§ The request
Once the pictures are set aside, transcribe the remaining data exactly.

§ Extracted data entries
================================

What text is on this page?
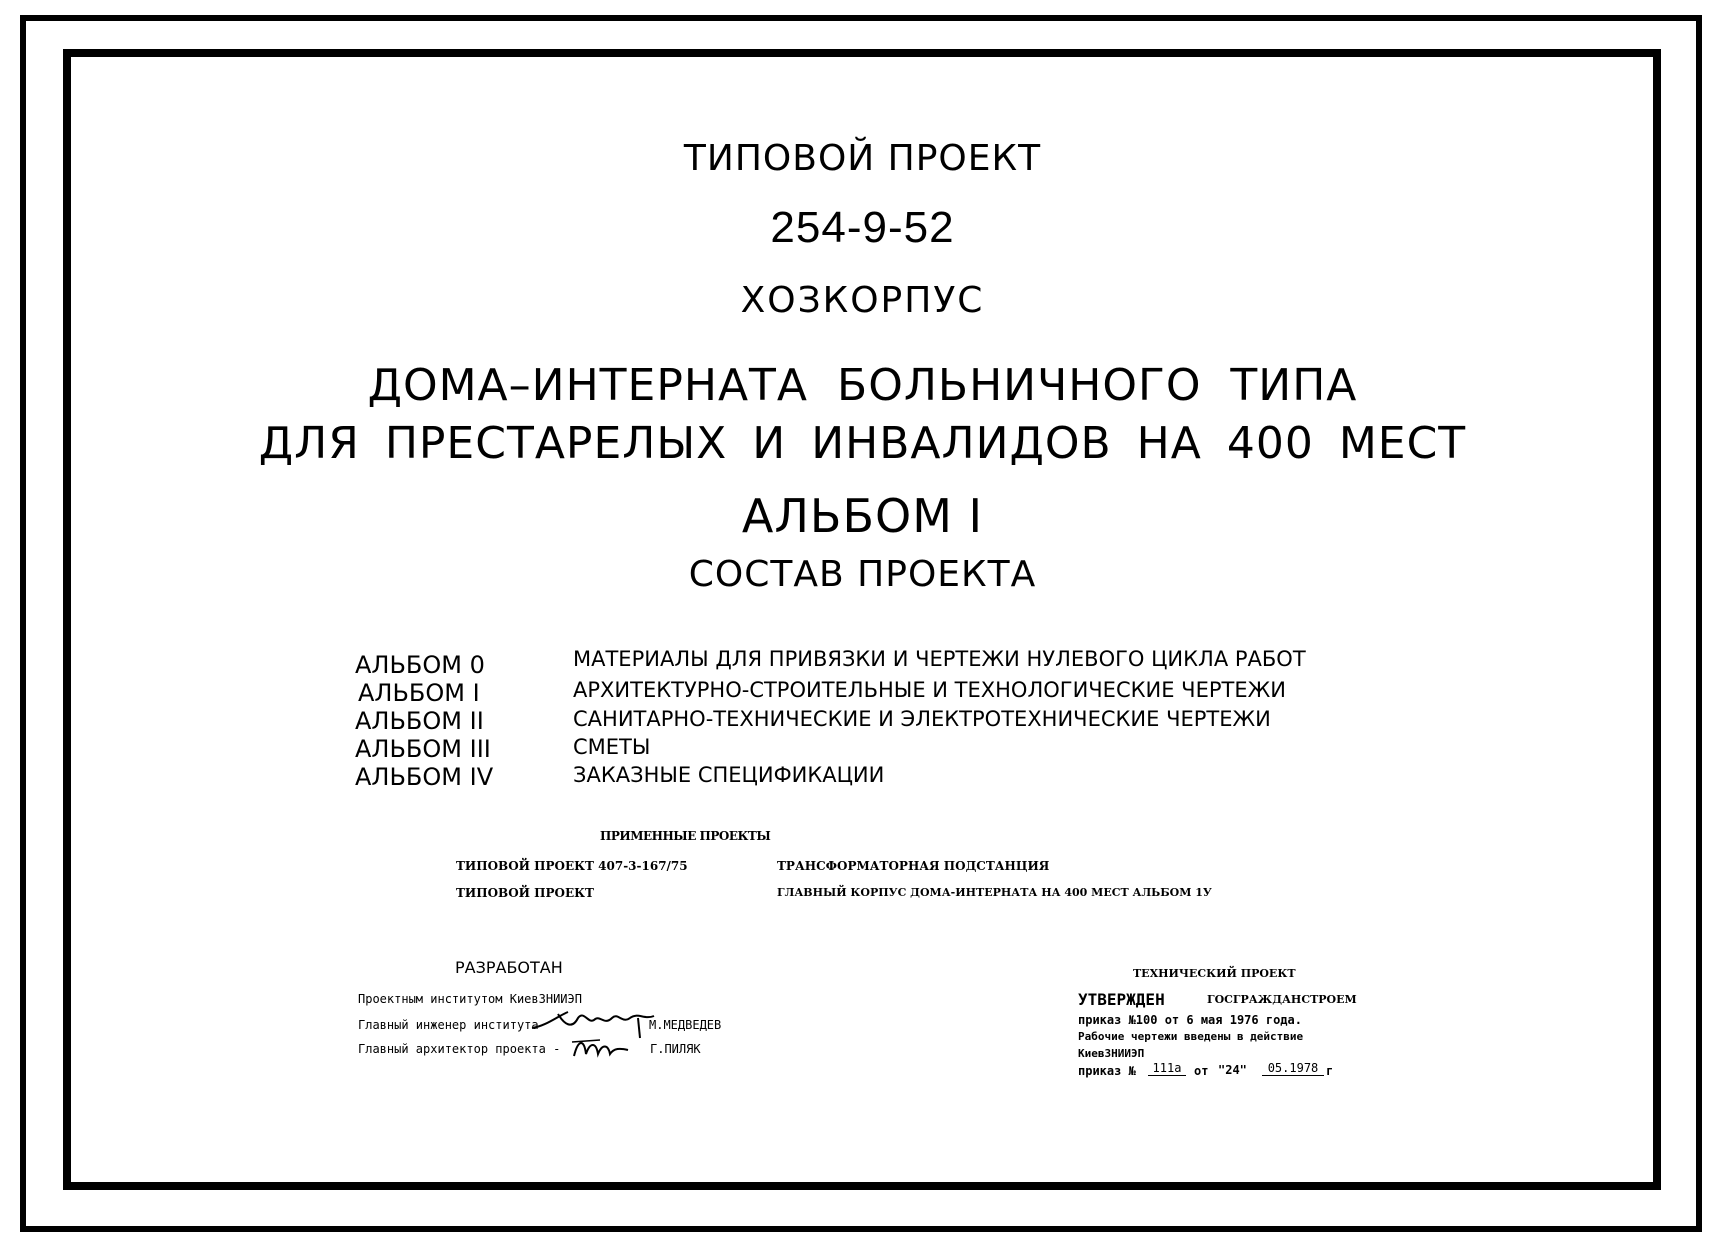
ТИПОВОЙ ПРОЕКТ
254-9-52
ХОЗКОРПУС
ДОМА–ИНТЕРНАТА БОЛЬНИЧНОГО ТИПА
ДЛЯ ПРЕСТАРЕЛЫХ И ИНВАЛИДОВ НА 400 МЕСТ
АЛЬБОМ I
СОСТАВ ПРОЕКТА
АЛЬБОМ 0	МАТЕРИАЛЫ ДЛЯ ПРИВЯЗКИ И ЧЕРТЕЖИ НУЛЕВОГО ЦИКЛА РАБОТ
АЛЬБОМ I	АРХИТЕКТУРНО-СТРОИТЕЛЬНЫЕ И ТЕХНОЛОГИЧЕСКИЕ ЧЕРТЕЖИ
АЛЬБОМ II	САНИТАРНО-ТЕХНИЧЕСКИЕ И ЭЛЕКТРОТЕХНИЧЕСКИЕ ЧЕРТЕЖИ
АЛЬБОМ III	СМЕТЫ
АЛЬБОМ IV	ЗАКАЗНЫЕ СПЕЦИФИКАЦИИ
ПРИМЕННЫЕ ПРОЕКТЫ
ТИПОВОЙ ПРОЕКТ 407-3-167/75	ТРАНСФОРМАТОРНАЯ ПОДСТАНЦИЯ
ТИПОВОЙ ПРОЕКТ	ГЛАВНЫЙ КОРПУС ДОМА-ИНТЕРНАТА НА 400 МЕСТ АЛЬБОМ 1У
РАЗРАБОТАН
Проектным институтом КиевЗНИИЭП
Главный инженер института	М.МЕДВЕДЕВ
Главный архитектор проекта -	Г.ПИЛЯК
ТЕХНИЧЕСКИЙ ПРОЕКТ
УТВЕРЖДЕН	ГОСГРАЖДАНСТРОЕМ
приказ №100 от 6 мая 1976 года.
Рабочие чертежи введены в действие
КиевЗНИИЭП
приказ №	111а	от "24"	05.1978 г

================================

§ Reply to the exercise
What text is on this page?
ТИПОВОЙ ПРОЕКТ
254-9-52
ХОЗКОРПУС
ДОМА–ИНТЕРНАТА БОЛЬНИЧНОГО ТИПА
ДЛЯ ПРЕСТАРЕЛЫХ И ИНВАЛИДОВ НА 400 МЕСТ
АЛЬБОМ I
СОСТАВ ПРОЕКТА
АЛЬБОМ 0	МАТЕРИАЛЫ ДЛЯ ПРИВЯЗКИ И ЧЕРТЕЖИ НУЛЕВОГО ЦИКЛА РАБОТ
АЛЬБОМ I	АРХИТЕКТУРНО-СТРОИТЕЛЬНЫЕ И ТЕХНОЛОГИЧЕСКИЕ ЧЕРТЕЖИ
АЛЬБОМ II	САНИТАРНО-ТЕХНИЧЕСКИЕ И ЭЛЕКТРОТЕХНИЧЕСКИЕ ЧЕРТЕЖИ
АЛЬБОМ III	СМЕТЫ
АЛЬБОМ IV	ЗАКАЗНЫЕ СПЕЦИФИКАЦИИ
ПРИМЕННЫЕ ПРОЕКТЫ
ТИПОВОЙ ПРОЕКТ 407-3-167/75	ТРАНСФОРМАТОРНАЯ ПОДСТАНЦИЯ
ТИПОВОЙ ПРОЕКТ	ГЛАВНЫЙ КОРПУС ДОМА-ИНТЕРНАТА НА 400 МЕСТ АЛЬБОМ 1У
РАЗРАБОТАН
Проектным институтом КиевЗНИИЭП
Главный инженер института	М.МЕДВЕДЕВ
Главный архитектор проекта -	Г.ПИЛЯК
ТЕХНИЧЕСКИЙ ПРОЕКТ
УТВЕРЖДЕН	ГОСГРАЖДАНСТРОЕМ
приказ №100 от 6 мая 1976 года.
Рабочие чертежи введены в действие
КиевЗНИИЭП
приказ №	111а	от "24"	05.1978 г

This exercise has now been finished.